** AIM **
The data must be returned in full and exactly as given.

-*-

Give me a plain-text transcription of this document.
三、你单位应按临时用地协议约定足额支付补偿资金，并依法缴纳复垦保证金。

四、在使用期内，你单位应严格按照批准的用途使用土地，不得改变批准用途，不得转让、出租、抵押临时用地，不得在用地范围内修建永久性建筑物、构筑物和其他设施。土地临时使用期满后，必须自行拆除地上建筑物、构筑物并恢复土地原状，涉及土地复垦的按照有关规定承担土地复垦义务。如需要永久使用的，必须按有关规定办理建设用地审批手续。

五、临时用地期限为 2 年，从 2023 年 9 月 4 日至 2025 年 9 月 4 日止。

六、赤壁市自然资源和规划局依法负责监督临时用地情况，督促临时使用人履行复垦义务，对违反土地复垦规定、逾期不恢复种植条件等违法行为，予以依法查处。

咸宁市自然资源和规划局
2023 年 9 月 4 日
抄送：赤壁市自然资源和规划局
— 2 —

-*-

** RESULT FOR THIS EXERCISE **
Give me a plain-text transcription of this document.
三、你单位应按临时用地协议约定足额支付补偿资金，并依法缴纳复垦保证金。

四、在使用期内，你单位应严格按照批准的用途使用土地，不得改变批准用途，不得转让、出租、抵押临时用地，不得在用地范围内修建永久性建筑物、构筑物和其他设施。土地临时使用期满后，必须自行拆除地上建筑物、构筑物并恢复土地原状，涉及土地复垦的按照有关规定承担土地复垦义务。如需要永久使用的，必须按有关规定办理建设用地审批手续。

五、临时用地期限为 2 年，从 2023 年 9 月 4 日至 2025 年 9 月 4 日止。

六、赤壁市自然资源和规划局依法负责监督临时用地情况，督促临时使用人履行复垦义务，对违反土地复垦规定、逾期不恢复种植条件等违法行为，予以依法查处。

咸宁市自然资源和规划局
2023 年 9 月 4 日
抄送：赤壁市自然资源和规划局
— 2 —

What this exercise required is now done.